EXERCISE
Write out the whole of the material exactly.

TASK MATERIAL
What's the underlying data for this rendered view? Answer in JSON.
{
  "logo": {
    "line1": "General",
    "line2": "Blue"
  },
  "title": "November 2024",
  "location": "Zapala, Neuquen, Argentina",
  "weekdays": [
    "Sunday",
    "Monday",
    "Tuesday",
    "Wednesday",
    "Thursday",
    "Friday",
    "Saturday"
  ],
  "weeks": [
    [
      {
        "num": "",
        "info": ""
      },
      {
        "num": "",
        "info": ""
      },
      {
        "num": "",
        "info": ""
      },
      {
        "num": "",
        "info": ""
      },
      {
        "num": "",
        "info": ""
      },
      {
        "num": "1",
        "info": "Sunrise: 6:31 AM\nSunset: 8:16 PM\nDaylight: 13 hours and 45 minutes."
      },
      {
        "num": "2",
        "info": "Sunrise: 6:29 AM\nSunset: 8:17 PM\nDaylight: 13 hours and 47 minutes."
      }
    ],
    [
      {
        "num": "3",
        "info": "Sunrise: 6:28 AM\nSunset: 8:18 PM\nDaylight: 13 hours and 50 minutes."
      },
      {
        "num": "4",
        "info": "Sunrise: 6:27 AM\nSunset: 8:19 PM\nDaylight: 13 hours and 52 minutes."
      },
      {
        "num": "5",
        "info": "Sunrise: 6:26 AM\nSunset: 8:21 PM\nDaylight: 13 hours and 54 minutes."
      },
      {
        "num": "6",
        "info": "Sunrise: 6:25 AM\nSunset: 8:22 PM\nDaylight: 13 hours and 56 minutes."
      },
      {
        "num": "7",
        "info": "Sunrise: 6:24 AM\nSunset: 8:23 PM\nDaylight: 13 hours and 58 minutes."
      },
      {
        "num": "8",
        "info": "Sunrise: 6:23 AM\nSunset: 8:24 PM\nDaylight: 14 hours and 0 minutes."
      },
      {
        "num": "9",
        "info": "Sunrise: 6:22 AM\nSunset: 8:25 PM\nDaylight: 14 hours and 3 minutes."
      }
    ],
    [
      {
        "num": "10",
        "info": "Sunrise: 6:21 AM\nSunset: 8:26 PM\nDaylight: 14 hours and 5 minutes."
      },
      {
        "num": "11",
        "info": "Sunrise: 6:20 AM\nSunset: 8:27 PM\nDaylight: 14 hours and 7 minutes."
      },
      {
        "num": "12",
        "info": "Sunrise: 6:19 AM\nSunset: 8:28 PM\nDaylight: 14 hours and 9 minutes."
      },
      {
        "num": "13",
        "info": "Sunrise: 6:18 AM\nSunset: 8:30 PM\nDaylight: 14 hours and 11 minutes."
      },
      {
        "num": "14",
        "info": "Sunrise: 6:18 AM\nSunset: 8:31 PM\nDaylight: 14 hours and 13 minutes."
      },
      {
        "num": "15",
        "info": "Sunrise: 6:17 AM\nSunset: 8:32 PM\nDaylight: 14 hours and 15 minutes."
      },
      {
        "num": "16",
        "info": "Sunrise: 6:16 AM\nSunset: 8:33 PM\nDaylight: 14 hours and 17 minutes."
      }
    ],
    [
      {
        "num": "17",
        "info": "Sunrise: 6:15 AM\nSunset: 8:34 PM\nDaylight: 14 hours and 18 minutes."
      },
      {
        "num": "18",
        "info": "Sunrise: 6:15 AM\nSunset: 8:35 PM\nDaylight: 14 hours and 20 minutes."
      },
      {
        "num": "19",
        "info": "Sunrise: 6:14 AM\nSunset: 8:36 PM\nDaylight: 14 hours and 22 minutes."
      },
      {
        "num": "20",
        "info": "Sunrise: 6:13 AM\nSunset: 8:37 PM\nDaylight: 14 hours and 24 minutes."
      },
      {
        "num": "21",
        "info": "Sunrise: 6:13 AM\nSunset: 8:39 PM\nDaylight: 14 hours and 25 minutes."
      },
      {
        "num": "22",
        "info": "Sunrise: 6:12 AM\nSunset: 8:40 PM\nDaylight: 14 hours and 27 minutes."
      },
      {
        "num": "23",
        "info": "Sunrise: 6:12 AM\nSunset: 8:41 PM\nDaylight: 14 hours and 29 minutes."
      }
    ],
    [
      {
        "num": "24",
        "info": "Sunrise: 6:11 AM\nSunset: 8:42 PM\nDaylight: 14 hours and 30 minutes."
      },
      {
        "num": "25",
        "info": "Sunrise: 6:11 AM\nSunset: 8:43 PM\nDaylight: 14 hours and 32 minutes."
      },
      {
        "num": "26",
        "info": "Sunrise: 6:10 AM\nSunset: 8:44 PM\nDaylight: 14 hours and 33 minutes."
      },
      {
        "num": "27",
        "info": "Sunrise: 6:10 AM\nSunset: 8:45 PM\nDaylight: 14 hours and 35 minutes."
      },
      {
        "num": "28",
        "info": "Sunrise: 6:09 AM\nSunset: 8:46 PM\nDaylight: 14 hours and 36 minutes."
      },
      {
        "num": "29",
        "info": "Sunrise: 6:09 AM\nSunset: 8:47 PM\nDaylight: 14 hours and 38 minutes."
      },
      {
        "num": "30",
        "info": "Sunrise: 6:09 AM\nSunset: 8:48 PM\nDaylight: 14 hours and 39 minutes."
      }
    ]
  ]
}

ANSWER TO THE TASK
What's the underlying data for this rendered view? Answer in JSON.
{
  "logo": {
    "line1": "General",
    "line2": "Blue"
  },
  "title": "November 2024",
  "location": "Zapala, Neuquen, Argentina",
  "weekdays": [
    "Sunday",
    "Monday",
    "Tuesday",
    "Wednesday",
    "Thursday",
    "Friday",
    "Saturday"
  ],
  "weeks": [
    [
      {
        "num": "",
        "info": ""
      },
      {
        "num": "",
        "info": ""
      },
      {
        "num": "",
        "info": ""
      },
      {
        "num": "",
        "info": ""
      },
      {
        "num": "",
        "info": ""
      },
      {
        "num": "1",
        "info": "Sunrise: 6:31 AM\nSunset: 8:16 PM\nDaylight: 13 hours and 45 minutes."
      },
      {
        "num": "2",
        "info": "Sunrise: 6:29 AM\nSunset: 8:17 PM\nDaylight: 13 hours and 47 minutes."
      }
    ],
    [
      {
        "num": "3",
        "info": "Sunrise: 6:28 AM\nSunset: 8:18 PM\nDaylight: 13 hours and 50 minutes."
      },
      {
        "num": "4",
        "info": "Sunrise: 6:27 AM\nSunset: 8:19 PM\nDaylight: 13 hours and 52 minutes."
      },
      {
        "num": "5",
        "info": "Sunrise: 6:26 AM\nSunset: 8:21 PM\nDaylight: 13 hours and 54 minutes."
      },
      {
        "num": "6",
        "info": "Sunrise: 6:25 AM\nSunset: 8:22 PM\nDaylight: 13 hours and 56 minutes."
      },
      {
        "num": "7",
        "info": "Sunrise: 6:24 AM\nSunset: 8:23 PM\nDaylight: 13 hours and 58 minutes."
      },
      {
        "num": "8",
        "info": "Sunrise: 6:23 AM\nSunset: 8:24 PM\nDaylight: 14 hours and 0 minutes."
      },
      {
        "num": "9",
        "info": "Sunrise: 6:22 AM\nSunset: 8:25 PM\nDaylight: 14 hours and 3 minutes."
      }
    ],
    [
      {
        "num": "10",
        "info": "Sunrise: 6:21 AM\nSunset: 8:26 PM\nDaylight: 14 hours and 5 minutes."
      },
      {
        "num": "11",
        "info": "Sunrise: 6:20 AM\nSunset: 8:27 PM\nDaylight: 14 hours and 7 minutes."
      },
      {
        "num": "12",
        "info": "Sunrise: 6:19 AM\nSunset: 8:28 PM\nDaylight: 14 hours and 9 minutes."
      },
      {
        "num": "13",
        "info": "Sunrise: 6:18 AM\nSunset: 8:30 PM\nDaylight: 14 hours and 11 minutes."
      },
      {
        "num": "14",
        "info": "Sunrise: 6:18 AM\nSunset: 8:31 PM\nDaylight: 14 hours and 13 minutes."
      },
      {
        "num": "15",
        "info": "Sunrise: 6:17 AM\nSunset: 8:32 PM\nDaylight: 14 hours and 15 minutes."
      },
      {
        "num": "16",
        "info": "Sunrise: 6:16 AM\nSunset: 8:33 PM\nDaylight: 14 hours and 17 minutes."
      }
    ],
    [
      {
        "num": "17",
        "info": "Sunrise: 6:15 AM\nSunset: 8:34 PM\nDaylight: 14 hours and 18 minutes."
      },
      {
        "num": "18",
        "info": "Sunrise: 6:15 AM\nSunset: 8:35 PM\nDaylight: 14 hours and 20 minutes."
      },
      {
        "num": "19",
        "info": "Sunrise: 6:14 AM\nSunset: 8:36 PM\nDaylight: 14 hours and 22 minutes."
      },
      {
        "num": "20",
        "info": "Sunrise: 6:13 AM\nSunset: 8:37 PM\nDaylight: 14 hours and 24 minutes."
      },
      {
        "num": "21",
        "info": "Sunrise: 6:13 AM\nSunset: 8:39 PM\nDaylight: 14 hours and 25 minutes."
      },
      {
        "num": "22",
        "info": "Sunrise: 6:12 AM\nSunset: 8:40 PM\nDaylight: 14 hours and 27 minutes."
      },
      {
        "num": "23",
        "info": "Sunrise: 6:12 AM\nSunset: 8:41 PM\nDaylight: 14 hours and 29 minutes."
      }
    ],
    [
      {
        "num": "24",
        "info": "Sunrise: 6:11 AM\nSunset: 8:42 PM\nDaylight: 14 hours and 30 minutes."
      },
      {
        "num": "25",
        "info": "Sunrise: 6:11 AM\nSunset: 8:43 PM\nDaylight: 14 hours and 32 minutes."
      },
      {
        "num": "26",
        "info": "Sunrise: 6:10 AM\nSunset: 8:44 PM\nDaylight: 14 hours and 33 minutes."
      },
      {
        "num": "27",
        "info": "Sunrise: 6:10 AM\nSunset: 8:45 PM\nDaylight: 14 hours and 35 minutes."
      },
      {
        "num": "28",
        "info": "Sunrise: 6:09 AM\nSunset: 8:46 PM\nDaylight: 14 hours and 36 minutes."
      },
      {
        "num": "29",
        "info": "Sunrise: 6:09 AM\nSunset: 8:47 PM\nDaylight: 14 hours and 38 minutes."
      },
      {
        "num": "30",
        "info": "Sunrise: 6:09 AM\nSunset: 8:48 PM\nDaylight: 14 hours and 39 minutes."
      }
    ]
  ]
}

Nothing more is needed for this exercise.